◆ **Input records**:
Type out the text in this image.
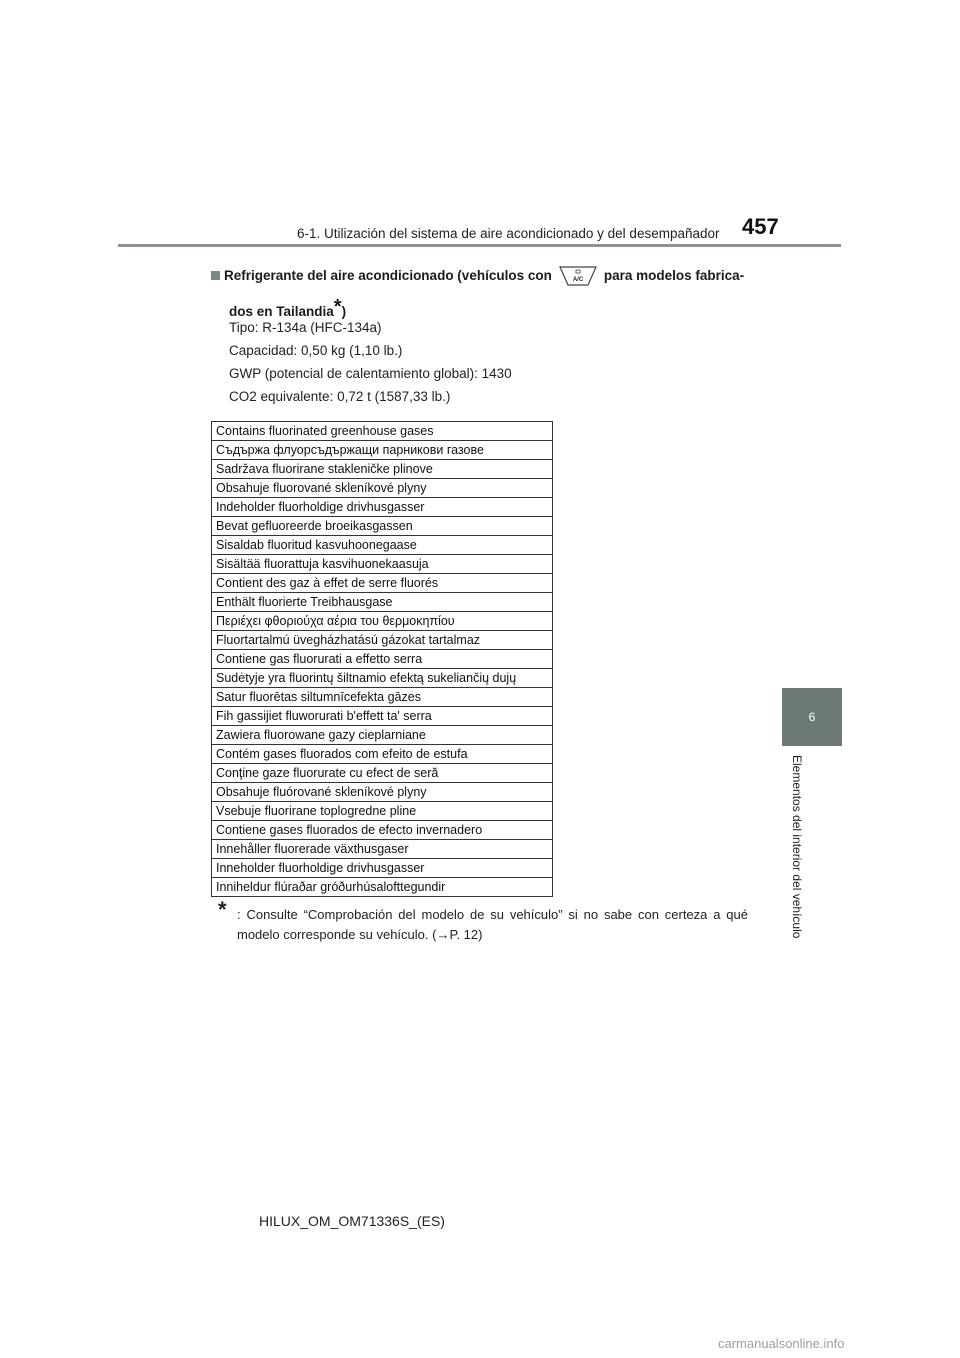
6-1. Utilización del sistema de aire acondicionado y del desempañador 457
6
Elementos del interior del vehículo
Refrigerante del aire acondicionado (vehículos con	A/C para modelos fabrica-
dos en Tailandia*)
Tipo: R-134a (HFC-134a)
Capacidad: 0,50 kg (1,10 lb.)
GWP (potencial de calentamiento global): 1430
CO2 equivalente: 0,72 t (1587,33 lb.)
Contains fluorinated greenhouse gases
Съдържа флуорсъдържащи парникови газове
Sadržava fluorirane stakleničke plinove
Obsahuje fluorované skleníkové plyny
Indeholder fluorholdige drivhusgasser
Bevat gefluoreerde broeikasgassen
Sisaldab fluoritud kasvuhoonegaase
Sisältää fluorattuja kasvihuonekaasuja
Contient des gaz à effet de serre fluorés
Enthält fluorierte Treibhausgase
Περιέχει φθοριούχα αέρια του θερμοκηπίου
Fluortartalmú üvegházhatású gázokat tartalmaz
Contiene gas fluorurati a effetto serra
Sudėtyje yra fluorintų šiltnamio efektą sukeliančių dujų
Satur fluorētas siltumnīcefekta gāzes
Fih gassijiet fluworurati b'effett ta' serra
Zawiera fluorowane gazy cieplarniane
Contém gases fluorados com efeito de estufa
Conţine gaze fluorurate cu efect de seră
Obsahuje fluórované skleníkové plyny
Vsebuje fluorirane toplogredne pline
Contiene gases fluorados de efecto invernadero
Innehåller fluorerade växthusgaser
Inneholder fluorholdige drivhusgasser
Inniheldur flúraðar gróðurhúsalofttegundir
* : Consulte “Comprobación del modelo de su vehículo” si no sabe con certeza a qué modelo corresponde su vehículo. (→P. 12)
HILUX_OM_OM71336S_(ES)
carmanualsonline.info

◆ **Your objective**:
Every record above should be written out again without change, except that the pictures are left out.

◆ **Answer to the exercise**:
Type out the text in this image.
6-1. Utilización del sistema de aire acondicionado y del desempañador 457
6
Elementos del interior del vehículo
Refrigerante del aire acondicionado (vehículos con	A/C para modelos fabrica-
dos en Tailandia*)
Tipo: R-134a (HFC-134a)
Capacidad: 0,50 kg (1,10 lb.)
GWP (potencial de calentamiento global): 1430
CO2 equivalente: 0,72 t (1587,33 lb.)
Contains fluorinated greenhouse gases
Съдържа флуорсъдържащи парникови газове
Sadržava fluorirane stakleničke plinove
Obsahuje fluorované skleníkové plyny
Indeholder fluorholdige drivhusgasser
Bevat gefluoreerde broeikasgassen
Sisaldab fluoritud kasvuhoonegaase
Sisältää fluorattuja kasvihuonekaasuja
Contient des gaz à effet de serre fluorés
Enthält fluorierte Treibhausgase
Περιέχει φθοριούχα αέρια του θερμοκηπίου
Fluortartalmú üvegházhatású gázokat tartalmaz
Contiene gas fluorurati a effetto serra
Sudėtyje yra fluorintų šiltnamio efektą sukeliančių dujų
Satur fluorētas siltumnīcefekta gāzes
Fih gassijiet fluworurati b'effett ta' serra
Zawiera fluorowane gazy cieplarniane
Contém gases fluorados com efeito de estufa
Conţine gaze fluorurate cu efect de seră
Obsahuje fluórované skleníkové plyny
Vsebuje fluorirane toplogredne pline
Contiene gases fluorados de efecto invernadero
Innehåller fluorerade växthusgaser
Inneholder fluorholdige drivhusgasser
Inniheldur flúraðar gróðurhúsalofttegundir
* : Consulte “Comprobación del modelo de su vehículo” si no sabe con certeza a qué modelo corresponde su vehículo. (→P. 12)
HILUX_OM_OM71336S_(ES)
carmanualsonline.info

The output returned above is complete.